(A block of data)
========
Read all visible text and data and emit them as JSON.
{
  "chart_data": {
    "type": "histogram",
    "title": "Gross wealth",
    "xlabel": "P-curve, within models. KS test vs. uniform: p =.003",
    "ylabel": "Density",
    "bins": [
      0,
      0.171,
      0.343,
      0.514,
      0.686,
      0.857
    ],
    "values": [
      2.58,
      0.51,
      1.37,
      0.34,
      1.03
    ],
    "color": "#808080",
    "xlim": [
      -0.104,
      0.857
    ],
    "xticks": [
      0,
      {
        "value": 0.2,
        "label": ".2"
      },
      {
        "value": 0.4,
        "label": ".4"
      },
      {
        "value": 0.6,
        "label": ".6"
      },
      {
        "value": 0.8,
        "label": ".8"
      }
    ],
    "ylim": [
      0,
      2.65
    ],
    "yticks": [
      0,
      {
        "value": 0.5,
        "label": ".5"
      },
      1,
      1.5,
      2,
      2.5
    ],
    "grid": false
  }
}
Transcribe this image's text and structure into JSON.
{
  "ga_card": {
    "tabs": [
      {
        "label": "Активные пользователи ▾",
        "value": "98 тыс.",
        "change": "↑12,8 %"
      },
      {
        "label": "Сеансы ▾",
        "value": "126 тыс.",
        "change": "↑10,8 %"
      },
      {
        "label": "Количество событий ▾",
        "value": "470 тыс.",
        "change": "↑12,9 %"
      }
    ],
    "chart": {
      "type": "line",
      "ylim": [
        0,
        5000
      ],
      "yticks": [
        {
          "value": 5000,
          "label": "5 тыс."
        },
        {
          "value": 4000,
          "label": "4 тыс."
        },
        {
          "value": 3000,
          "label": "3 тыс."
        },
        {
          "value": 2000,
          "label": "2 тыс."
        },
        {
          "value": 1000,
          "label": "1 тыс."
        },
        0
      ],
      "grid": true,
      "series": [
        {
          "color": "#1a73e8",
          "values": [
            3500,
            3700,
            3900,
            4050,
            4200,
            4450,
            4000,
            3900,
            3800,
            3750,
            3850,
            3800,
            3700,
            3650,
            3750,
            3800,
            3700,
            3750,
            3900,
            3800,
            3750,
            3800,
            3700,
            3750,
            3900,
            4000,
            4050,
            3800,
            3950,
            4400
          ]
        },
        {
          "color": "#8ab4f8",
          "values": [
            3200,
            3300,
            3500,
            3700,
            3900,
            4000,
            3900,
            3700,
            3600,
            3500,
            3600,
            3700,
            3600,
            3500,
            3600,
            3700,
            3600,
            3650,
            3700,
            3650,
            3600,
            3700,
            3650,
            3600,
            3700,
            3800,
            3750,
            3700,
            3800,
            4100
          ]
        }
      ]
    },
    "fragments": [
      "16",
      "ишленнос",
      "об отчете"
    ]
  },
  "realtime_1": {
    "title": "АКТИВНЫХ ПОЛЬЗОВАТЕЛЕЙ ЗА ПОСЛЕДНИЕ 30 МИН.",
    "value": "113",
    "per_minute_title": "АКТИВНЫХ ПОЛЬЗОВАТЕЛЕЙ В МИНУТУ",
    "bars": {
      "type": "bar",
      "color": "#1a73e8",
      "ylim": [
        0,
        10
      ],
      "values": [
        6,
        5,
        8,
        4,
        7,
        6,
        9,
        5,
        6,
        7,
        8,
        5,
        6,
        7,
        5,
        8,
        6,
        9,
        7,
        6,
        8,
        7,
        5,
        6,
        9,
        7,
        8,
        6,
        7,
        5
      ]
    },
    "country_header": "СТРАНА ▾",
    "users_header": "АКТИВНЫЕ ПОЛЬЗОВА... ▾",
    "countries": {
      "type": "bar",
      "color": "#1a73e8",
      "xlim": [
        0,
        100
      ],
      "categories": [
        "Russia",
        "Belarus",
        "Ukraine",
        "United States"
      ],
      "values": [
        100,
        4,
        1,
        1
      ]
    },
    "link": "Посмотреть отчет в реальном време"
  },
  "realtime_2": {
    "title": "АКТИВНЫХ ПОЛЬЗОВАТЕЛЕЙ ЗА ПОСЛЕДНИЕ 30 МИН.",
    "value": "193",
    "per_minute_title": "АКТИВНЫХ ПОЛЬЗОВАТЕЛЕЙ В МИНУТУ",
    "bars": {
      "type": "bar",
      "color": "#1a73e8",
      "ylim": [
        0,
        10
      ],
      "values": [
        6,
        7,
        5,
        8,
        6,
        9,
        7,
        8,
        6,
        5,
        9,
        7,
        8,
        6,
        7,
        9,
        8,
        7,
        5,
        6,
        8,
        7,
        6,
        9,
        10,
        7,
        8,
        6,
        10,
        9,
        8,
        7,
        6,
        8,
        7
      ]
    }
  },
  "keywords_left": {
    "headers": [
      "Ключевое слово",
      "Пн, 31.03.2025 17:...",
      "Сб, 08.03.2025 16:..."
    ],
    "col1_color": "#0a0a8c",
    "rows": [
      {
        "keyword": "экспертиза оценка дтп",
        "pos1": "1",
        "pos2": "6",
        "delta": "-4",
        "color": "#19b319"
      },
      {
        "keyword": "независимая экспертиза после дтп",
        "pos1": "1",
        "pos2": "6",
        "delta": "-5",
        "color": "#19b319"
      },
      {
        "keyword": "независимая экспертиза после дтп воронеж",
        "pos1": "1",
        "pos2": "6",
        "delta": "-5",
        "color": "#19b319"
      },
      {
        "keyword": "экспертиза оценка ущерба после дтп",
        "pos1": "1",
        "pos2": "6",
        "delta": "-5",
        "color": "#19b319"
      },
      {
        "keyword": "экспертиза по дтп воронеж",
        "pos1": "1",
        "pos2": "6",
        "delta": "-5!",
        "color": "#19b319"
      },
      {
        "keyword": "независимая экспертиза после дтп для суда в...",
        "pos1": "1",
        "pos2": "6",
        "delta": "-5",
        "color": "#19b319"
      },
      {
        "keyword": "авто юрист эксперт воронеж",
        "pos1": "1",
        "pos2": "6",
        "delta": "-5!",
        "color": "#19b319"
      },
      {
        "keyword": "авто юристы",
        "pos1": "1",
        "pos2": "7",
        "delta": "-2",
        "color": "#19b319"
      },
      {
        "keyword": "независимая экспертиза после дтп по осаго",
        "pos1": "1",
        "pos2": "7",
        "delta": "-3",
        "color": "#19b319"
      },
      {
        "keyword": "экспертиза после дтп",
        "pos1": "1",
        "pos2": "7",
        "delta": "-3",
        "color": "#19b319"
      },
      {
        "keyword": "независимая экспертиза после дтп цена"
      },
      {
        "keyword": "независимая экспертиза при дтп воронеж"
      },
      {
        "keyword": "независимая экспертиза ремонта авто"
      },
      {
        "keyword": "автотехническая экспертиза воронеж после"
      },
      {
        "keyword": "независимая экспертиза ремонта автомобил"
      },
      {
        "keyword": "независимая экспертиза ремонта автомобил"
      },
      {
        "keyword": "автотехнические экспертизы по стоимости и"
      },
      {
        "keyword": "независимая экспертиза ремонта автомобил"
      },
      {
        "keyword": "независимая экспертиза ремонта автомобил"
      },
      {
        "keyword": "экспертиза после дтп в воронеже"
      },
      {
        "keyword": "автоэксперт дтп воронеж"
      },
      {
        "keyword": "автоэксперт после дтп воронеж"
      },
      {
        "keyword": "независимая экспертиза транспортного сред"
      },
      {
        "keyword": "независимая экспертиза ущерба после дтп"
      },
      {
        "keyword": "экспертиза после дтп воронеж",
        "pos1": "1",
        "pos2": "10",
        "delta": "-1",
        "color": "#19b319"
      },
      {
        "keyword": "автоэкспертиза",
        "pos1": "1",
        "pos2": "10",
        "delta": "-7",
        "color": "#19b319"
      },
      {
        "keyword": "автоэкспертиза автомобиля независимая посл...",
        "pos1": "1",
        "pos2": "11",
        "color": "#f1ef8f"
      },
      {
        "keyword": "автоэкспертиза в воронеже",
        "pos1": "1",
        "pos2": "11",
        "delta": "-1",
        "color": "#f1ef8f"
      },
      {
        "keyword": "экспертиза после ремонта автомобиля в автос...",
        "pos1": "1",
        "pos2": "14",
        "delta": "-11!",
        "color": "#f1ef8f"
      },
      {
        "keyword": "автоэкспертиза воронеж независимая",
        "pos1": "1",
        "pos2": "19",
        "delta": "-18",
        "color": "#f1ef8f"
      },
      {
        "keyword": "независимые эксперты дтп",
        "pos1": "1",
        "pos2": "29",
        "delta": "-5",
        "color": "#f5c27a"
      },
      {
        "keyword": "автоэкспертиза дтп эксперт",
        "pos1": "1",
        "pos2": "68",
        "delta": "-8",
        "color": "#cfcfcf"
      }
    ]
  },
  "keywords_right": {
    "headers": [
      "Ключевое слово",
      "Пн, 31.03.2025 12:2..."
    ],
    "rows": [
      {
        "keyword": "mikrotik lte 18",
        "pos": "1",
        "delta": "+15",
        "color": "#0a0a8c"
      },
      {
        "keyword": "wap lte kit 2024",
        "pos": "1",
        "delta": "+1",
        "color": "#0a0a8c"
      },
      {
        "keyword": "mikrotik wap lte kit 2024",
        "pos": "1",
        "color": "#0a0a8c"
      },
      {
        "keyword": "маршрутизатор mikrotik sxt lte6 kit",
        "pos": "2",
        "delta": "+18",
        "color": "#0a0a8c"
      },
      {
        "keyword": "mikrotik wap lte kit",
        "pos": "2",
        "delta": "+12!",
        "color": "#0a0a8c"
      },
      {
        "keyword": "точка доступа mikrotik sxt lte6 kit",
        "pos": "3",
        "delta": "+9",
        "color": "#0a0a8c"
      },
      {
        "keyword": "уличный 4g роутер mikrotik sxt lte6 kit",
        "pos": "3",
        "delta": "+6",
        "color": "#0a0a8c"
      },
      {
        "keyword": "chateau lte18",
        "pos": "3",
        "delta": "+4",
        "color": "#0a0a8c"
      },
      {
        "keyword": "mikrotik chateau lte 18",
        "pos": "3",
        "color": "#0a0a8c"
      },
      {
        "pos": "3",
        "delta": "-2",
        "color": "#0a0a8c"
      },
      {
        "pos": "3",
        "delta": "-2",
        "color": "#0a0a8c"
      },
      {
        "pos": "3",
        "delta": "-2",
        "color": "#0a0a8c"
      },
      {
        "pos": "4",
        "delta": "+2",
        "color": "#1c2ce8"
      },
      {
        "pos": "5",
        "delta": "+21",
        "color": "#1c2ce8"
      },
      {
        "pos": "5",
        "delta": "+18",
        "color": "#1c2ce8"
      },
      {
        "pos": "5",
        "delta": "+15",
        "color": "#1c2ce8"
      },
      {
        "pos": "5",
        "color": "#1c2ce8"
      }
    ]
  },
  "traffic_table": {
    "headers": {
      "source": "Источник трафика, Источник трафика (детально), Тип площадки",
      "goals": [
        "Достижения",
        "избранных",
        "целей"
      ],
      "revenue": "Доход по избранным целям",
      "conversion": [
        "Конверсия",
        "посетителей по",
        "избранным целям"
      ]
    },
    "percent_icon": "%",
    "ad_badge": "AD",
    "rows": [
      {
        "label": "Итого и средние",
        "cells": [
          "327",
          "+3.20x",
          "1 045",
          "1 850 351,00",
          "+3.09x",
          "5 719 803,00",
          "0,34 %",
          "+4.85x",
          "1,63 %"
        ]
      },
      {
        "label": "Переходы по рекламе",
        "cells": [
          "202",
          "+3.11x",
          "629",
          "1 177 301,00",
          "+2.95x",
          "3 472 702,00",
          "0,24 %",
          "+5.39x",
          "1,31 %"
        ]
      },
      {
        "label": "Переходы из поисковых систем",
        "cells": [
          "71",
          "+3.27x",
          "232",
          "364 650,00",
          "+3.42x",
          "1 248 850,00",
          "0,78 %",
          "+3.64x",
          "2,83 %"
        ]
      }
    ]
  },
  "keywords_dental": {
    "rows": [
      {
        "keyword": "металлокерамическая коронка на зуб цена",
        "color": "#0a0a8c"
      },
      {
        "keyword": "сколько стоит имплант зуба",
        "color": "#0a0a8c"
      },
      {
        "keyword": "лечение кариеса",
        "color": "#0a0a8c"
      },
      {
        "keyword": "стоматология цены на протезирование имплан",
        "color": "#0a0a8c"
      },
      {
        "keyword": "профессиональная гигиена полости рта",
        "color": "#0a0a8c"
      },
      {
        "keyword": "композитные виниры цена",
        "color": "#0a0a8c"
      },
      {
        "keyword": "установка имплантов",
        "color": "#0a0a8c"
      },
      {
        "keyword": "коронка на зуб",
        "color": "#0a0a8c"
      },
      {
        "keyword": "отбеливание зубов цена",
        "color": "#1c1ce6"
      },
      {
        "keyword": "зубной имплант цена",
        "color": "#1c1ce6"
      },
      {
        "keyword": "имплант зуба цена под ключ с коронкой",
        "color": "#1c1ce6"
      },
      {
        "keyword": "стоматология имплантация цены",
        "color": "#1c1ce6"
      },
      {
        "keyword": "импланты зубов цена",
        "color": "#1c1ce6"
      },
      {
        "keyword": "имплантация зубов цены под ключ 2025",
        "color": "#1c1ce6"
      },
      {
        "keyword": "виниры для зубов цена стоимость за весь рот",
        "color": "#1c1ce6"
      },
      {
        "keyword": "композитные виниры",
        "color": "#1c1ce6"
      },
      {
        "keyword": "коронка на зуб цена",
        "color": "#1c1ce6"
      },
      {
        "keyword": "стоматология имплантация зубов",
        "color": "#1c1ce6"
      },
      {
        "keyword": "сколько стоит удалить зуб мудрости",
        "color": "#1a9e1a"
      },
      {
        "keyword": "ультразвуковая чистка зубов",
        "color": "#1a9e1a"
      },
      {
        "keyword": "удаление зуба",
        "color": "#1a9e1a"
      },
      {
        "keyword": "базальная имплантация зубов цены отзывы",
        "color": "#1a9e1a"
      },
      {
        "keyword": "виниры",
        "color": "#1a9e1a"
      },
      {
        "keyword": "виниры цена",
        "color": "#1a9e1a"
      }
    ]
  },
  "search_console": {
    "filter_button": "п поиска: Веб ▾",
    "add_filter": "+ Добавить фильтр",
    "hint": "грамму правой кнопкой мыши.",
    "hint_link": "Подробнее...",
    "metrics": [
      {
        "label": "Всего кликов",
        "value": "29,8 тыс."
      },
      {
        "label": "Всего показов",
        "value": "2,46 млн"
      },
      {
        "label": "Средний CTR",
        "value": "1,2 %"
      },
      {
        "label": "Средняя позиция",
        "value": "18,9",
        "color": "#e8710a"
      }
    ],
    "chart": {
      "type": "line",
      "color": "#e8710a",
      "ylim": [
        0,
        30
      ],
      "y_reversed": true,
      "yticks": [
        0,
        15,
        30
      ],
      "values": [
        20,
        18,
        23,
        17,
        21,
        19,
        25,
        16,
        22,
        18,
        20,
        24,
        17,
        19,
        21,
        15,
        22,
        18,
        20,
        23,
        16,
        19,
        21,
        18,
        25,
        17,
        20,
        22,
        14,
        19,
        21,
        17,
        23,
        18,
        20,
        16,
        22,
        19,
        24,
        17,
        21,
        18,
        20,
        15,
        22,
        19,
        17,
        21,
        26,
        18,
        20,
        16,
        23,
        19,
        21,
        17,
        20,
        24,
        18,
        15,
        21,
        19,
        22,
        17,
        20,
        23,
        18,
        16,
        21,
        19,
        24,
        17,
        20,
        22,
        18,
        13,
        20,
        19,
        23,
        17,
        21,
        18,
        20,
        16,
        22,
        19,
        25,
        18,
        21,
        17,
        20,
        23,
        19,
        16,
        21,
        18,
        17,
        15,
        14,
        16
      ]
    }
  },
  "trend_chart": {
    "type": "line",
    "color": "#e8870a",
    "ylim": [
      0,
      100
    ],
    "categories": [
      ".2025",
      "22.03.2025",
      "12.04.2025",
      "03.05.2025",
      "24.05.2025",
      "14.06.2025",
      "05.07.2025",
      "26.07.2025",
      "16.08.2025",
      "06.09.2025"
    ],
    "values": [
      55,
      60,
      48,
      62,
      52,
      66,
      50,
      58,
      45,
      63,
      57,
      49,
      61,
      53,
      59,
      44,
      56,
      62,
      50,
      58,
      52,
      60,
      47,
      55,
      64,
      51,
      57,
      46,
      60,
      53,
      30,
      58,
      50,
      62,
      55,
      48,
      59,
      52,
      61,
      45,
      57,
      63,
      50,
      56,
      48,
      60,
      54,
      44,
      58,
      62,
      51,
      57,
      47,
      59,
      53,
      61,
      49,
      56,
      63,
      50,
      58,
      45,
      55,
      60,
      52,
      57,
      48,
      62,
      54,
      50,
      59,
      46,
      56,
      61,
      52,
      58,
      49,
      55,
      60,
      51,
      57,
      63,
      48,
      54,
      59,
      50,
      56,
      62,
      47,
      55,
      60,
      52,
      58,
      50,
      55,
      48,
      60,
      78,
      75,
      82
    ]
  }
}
========
Set problem
Look through the entries above for the word "JSON". Copy every line where it shows up.

Output below
Read all visible text and data and emit them as JSON.
Transcribe this image's text and structure into JSON.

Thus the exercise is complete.